DATASET:
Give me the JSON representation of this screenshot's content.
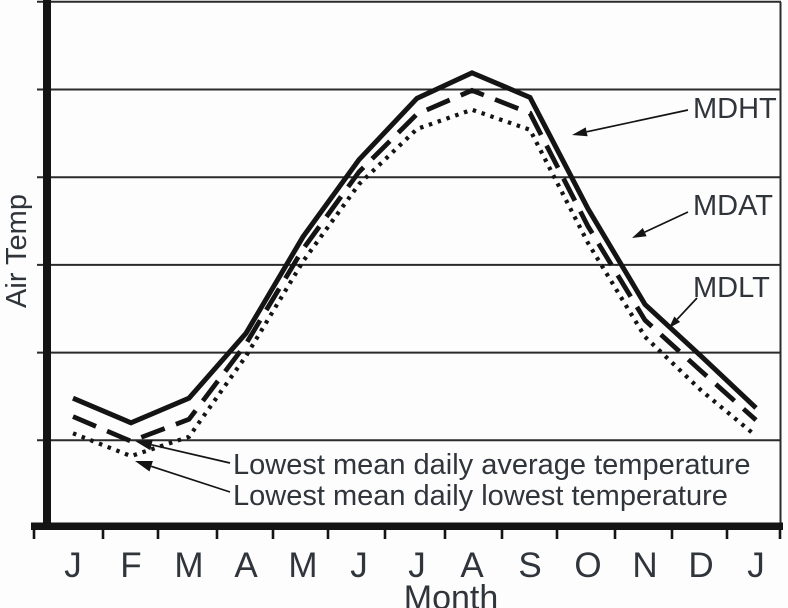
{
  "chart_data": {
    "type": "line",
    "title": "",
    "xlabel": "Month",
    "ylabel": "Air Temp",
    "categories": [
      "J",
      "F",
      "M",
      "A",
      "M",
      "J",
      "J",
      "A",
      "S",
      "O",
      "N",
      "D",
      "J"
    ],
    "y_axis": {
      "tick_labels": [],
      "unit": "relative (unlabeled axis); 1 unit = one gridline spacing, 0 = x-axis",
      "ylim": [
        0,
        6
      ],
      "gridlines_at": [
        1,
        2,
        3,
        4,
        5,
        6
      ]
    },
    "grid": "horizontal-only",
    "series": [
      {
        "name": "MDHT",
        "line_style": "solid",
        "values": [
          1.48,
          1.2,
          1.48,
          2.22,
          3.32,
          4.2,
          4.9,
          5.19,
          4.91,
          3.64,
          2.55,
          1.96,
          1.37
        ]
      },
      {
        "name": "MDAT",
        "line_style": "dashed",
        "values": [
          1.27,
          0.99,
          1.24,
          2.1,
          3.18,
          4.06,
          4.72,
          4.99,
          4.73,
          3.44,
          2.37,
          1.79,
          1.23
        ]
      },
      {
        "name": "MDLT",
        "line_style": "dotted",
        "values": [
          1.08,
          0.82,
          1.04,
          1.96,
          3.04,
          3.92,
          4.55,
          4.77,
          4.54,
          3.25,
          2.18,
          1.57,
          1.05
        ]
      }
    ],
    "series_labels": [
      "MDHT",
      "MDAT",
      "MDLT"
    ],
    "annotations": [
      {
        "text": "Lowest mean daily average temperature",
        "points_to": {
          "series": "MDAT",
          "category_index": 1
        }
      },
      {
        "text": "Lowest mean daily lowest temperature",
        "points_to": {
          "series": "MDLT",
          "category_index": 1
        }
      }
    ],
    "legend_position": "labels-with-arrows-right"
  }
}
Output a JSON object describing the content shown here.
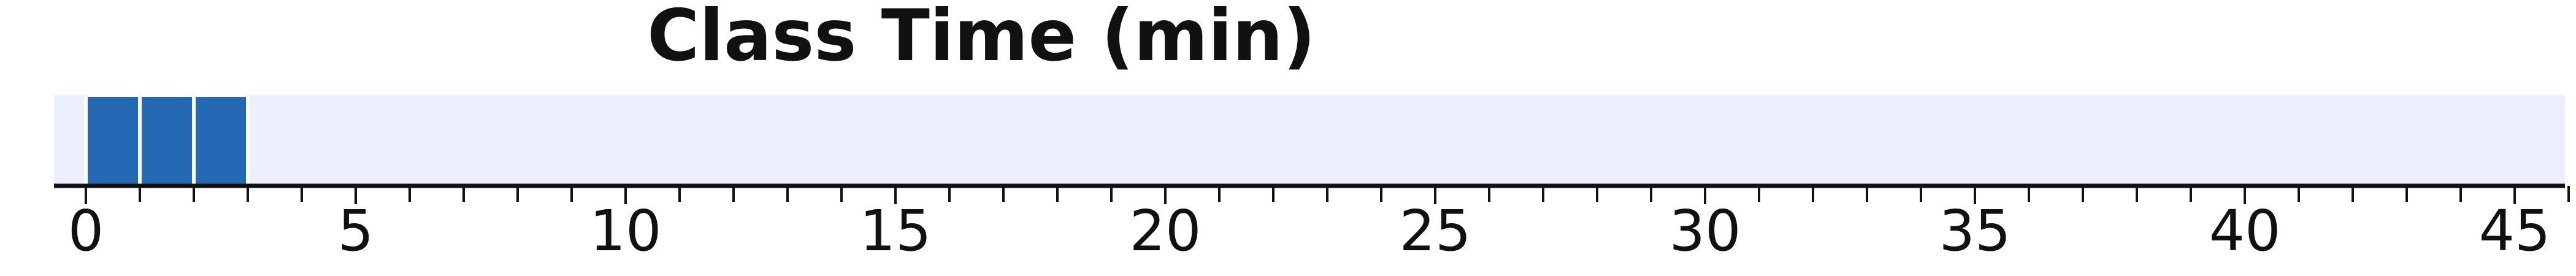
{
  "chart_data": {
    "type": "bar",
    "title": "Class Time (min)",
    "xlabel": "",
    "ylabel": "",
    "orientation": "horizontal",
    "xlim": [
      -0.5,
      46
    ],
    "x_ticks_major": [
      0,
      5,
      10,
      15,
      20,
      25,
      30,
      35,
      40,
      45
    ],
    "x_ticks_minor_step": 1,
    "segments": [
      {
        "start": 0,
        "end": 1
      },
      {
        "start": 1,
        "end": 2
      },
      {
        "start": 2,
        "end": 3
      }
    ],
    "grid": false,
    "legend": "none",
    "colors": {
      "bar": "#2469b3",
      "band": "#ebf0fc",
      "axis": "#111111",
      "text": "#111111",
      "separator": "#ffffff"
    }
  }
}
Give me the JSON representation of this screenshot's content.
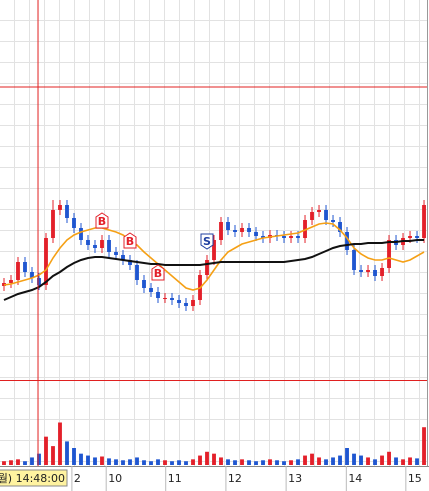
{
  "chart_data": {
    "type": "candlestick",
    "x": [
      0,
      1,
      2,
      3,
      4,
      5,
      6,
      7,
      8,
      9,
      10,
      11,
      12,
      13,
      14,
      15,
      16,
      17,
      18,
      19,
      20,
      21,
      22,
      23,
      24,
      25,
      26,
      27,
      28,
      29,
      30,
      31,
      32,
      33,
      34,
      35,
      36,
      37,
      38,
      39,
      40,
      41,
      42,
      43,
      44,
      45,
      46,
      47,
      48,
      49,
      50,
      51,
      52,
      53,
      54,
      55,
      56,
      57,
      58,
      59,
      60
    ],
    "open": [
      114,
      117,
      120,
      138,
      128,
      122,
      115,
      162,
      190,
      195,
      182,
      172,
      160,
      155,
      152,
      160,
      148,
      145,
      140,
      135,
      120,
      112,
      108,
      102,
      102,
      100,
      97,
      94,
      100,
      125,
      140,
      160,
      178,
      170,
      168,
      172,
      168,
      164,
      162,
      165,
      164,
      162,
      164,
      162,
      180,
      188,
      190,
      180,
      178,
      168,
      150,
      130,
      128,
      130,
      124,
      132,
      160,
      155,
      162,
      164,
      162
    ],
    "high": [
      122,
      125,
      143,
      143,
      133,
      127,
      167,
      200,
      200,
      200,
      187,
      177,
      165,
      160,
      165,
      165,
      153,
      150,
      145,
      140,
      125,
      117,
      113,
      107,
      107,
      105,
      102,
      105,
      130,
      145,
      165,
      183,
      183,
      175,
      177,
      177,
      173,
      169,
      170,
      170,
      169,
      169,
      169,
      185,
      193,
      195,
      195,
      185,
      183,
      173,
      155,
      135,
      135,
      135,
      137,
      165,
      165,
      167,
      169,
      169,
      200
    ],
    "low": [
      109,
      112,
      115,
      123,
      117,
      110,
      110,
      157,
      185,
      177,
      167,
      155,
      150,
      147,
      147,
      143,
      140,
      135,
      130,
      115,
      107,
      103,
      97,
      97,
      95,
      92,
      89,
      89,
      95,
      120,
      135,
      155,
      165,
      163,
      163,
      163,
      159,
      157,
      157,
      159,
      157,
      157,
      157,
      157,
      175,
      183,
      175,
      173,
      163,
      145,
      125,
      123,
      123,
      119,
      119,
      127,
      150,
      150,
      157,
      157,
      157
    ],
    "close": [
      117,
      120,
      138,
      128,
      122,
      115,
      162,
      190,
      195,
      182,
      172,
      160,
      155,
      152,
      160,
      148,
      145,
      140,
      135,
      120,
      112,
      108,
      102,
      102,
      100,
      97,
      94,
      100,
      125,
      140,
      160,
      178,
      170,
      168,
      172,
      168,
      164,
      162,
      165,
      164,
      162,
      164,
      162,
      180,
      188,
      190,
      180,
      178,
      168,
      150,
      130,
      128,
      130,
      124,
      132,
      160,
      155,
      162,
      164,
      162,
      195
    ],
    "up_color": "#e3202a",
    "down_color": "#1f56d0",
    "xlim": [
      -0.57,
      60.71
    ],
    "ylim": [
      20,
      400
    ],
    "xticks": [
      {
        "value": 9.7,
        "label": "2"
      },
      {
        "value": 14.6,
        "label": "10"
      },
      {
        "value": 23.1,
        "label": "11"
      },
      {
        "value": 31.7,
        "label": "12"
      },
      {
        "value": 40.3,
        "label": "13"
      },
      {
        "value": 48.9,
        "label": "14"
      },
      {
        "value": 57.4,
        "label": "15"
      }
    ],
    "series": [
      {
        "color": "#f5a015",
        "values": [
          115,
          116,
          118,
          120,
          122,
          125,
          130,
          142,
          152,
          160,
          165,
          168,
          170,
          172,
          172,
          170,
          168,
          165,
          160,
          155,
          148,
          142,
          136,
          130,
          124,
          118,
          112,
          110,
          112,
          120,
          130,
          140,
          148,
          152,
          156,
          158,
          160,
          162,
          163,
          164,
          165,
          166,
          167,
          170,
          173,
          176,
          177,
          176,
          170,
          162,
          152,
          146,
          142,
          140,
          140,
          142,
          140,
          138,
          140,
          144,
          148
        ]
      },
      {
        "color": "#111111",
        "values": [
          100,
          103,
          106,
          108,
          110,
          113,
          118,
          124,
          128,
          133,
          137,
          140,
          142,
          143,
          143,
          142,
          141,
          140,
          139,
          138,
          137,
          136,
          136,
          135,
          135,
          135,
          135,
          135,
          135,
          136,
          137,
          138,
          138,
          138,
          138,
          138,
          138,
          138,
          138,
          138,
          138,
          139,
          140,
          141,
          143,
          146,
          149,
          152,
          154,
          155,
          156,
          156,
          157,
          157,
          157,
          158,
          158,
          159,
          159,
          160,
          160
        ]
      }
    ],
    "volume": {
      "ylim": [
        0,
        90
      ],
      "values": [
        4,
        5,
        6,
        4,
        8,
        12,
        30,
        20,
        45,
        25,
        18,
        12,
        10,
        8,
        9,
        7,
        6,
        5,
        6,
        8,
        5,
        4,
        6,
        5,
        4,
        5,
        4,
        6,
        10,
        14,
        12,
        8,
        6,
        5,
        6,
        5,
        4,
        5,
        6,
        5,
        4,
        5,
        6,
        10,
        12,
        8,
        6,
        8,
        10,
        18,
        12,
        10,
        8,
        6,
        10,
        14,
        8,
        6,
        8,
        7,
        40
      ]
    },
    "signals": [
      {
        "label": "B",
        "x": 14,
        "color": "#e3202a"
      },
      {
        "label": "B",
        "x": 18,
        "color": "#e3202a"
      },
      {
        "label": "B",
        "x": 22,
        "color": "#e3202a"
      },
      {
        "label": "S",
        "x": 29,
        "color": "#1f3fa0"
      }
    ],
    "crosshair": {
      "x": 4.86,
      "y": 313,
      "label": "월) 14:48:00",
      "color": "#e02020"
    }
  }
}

WHAT TO PRODUCE:
Search the data for the string "text". List each line that has it.

CORRECT ANSWER:
        "text": "Lowest mean daily average temperature",
        "text": "Lowest mean daily lowest temperature",
      "text": "#111111",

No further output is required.